■ **WRITTEN TASK**
Search the entries for the word "text" and pull out each line that has it.

** START **

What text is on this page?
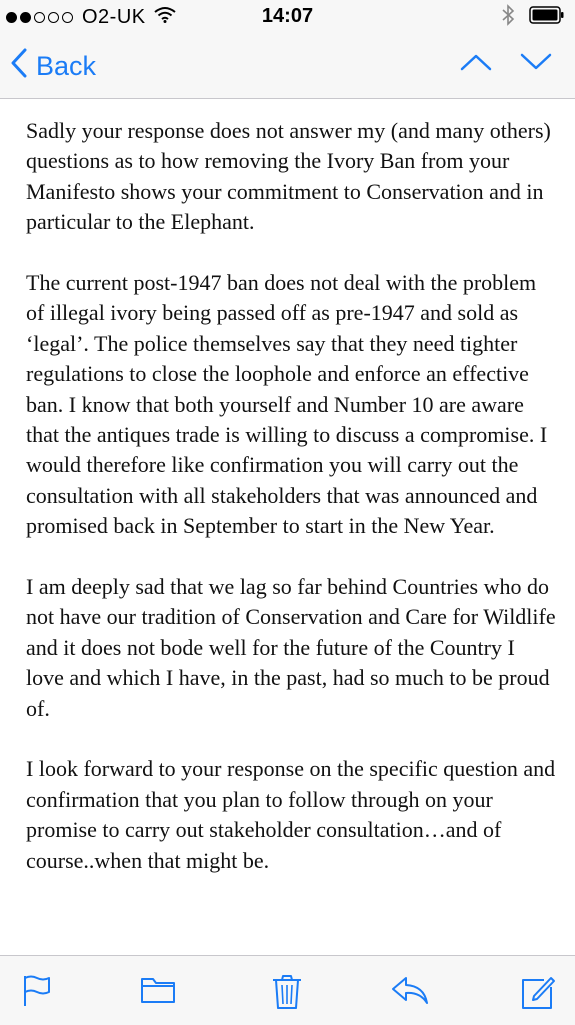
O2-UK	14:07
Back

Sadly your response does not answer my (and many others) questions as to how removing the Ivory Ban from your Manifesto shows your commitment to Conservation and in particular to the Elephant.

The current post-1947 ban does not deal with the problem of illegal ivory being passed off as pre-1947 and sold as ‘legal’. The police themselves say that they need tighter regulations to close the loophole and enforce an effective ban. I know that both yourself and Number 10 are aware that the antiques trade is willing to discuss a compromise. I would therefore like confirmation you will carry out the consultation with all stakeholders that was announced and promised back in September to start in the New Year.

I am deeply sad that we lag so far behind Countries who do not have our tradition of Conservation and Care for Wildlife and it does not bode well for the future of the Country I love and which I have, in the past, had so much to be proud of.

I look forward to your response on the specific question and confirmation that you plan to follow through on your promise to carry out stakeholder consultation…and of course..when that might be.
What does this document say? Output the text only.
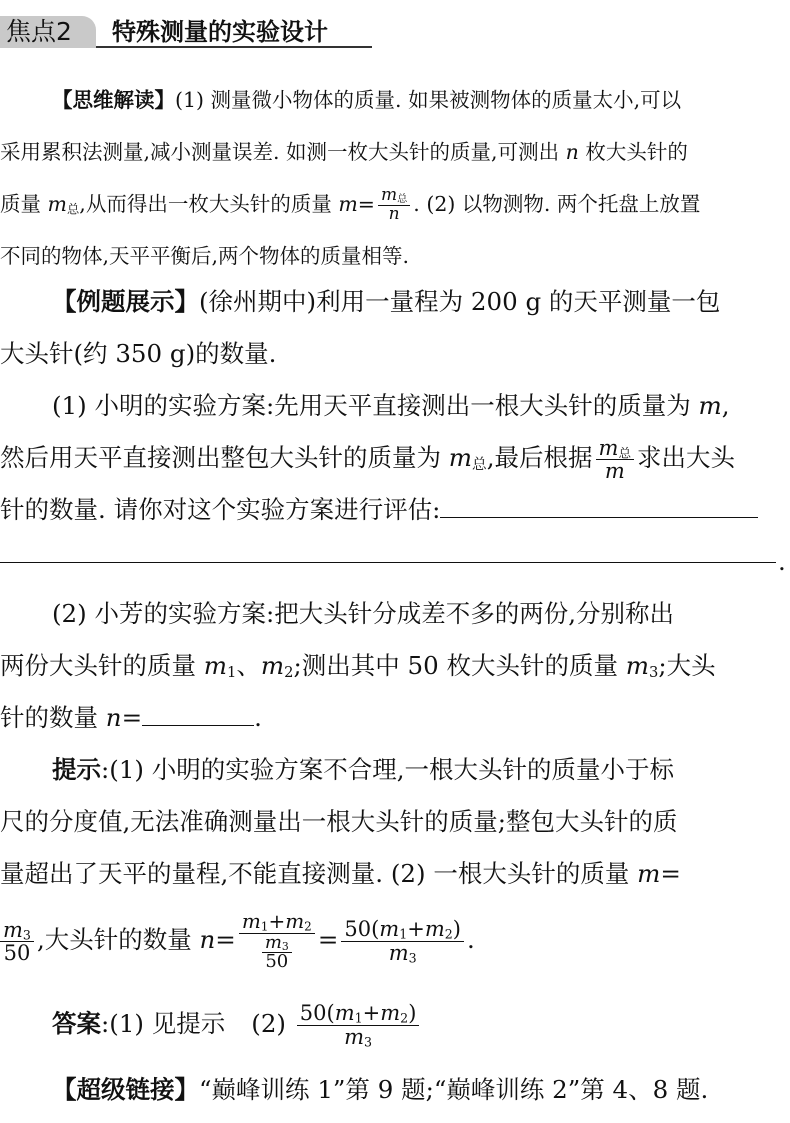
焦点2	特殊测量的实验设计
【思维解读】(1) 测量微小物体的质量. 如果被测物体的质量太小,可以
采用累积法测量,减小测量误差. 如测一枚大头针的质量,可测出 n 枚大头针的
质量 $m_总$,从而得出一枚大头针的质量 $m= \frac{m_总}{n}$ . (2) 以物测物. 两个托盘上放置
不同的物体,天平平衡后,两个物体的质量相等.
【例题展示】(徐州期中)利用一量程为 200 g 的天平测量一包
大头针(约 350 g)的数量.
(1) 小明的实验方案:先用天平直接测出一根大头针的质量为 m,
然后用天平直接测出整包大头针的质量为 $m_总$,最后根据 $\frac{m_总}{m}$ 求出大头
针的数量. 请你对这个实验方案进行评估:
.
(2) 小芳的实验方案:把大头针分成差不多的两份,分别称出
两份大头针的质量 $m_1$、$m_2$;测出其中 50 枚大头针的质量 $m_3$;大头
针的数量 n=	.
提示:(1) 小明的实验方案不合理,一根大头针的质量小于标
尺的分度值,无法准确测量出一根大头针的质量;整包大头针的质
量超出了天平的量程,不能直接测量. (2) 一根大头针的质量 m=
$\frac{m_3}{50}$ ,大头针的数量 $n= \frac{m_1+m_2}{\frac{m_3}{50}} = \frac{50(m_1+m_2)}{m_3}$ .
答案:(1) 见提示 $(2) \frac{50(m_1+m_2)}{m_3}$
【超级链接】“巅峰训练 1”第 9 题;“巅峰训练 2”第 4、8 题.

** END **

■ **WORKED SOLUTION**
What text is on this page?
What does this document say? Output the text only.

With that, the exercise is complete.